Stored entries:
------------------------------
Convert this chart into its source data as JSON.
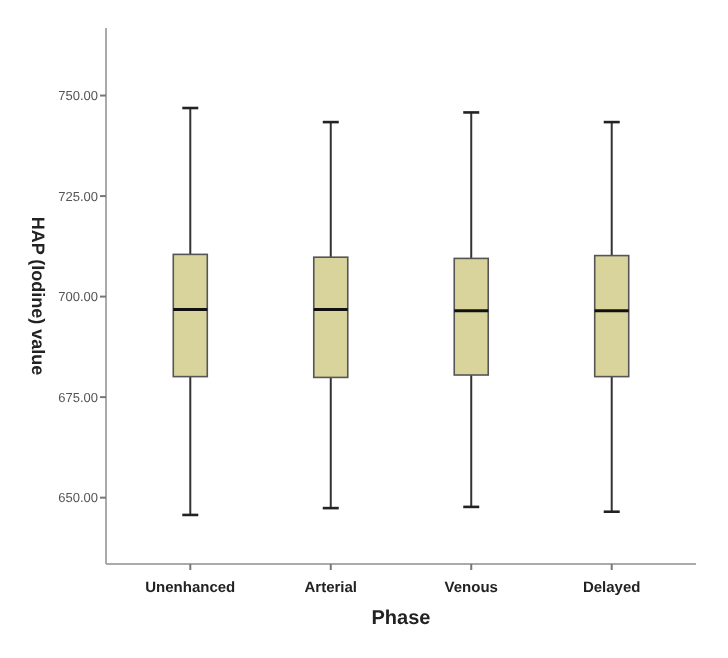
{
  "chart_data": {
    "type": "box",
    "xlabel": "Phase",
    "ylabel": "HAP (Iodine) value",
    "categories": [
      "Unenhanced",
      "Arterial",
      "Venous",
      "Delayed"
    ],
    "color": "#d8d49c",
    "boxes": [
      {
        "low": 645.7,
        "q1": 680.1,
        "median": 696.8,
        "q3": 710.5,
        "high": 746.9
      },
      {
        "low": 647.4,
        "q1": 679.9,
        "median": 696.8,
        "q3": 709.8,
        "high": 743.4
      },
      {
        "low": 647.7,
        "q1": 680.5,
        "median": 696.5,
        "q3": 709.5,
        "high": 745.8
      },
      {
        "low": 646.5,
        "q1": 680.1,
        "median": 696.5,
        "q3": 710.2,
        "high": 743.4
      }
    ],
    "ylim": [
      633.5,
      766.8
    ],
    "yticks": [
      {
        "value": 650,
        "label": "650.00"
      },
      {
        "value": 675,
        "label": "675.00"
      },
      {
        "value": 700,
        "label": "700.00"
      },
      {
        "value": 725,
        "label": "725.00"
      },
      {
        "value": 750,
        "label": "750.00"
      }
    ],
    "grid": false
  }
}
------------------------------
Which lines hold the word "high"? Copy every one of them.

▸ RESULT:
        "high": 746.9
        "high": 743.4
        "high": 745.8
        "high": 743.4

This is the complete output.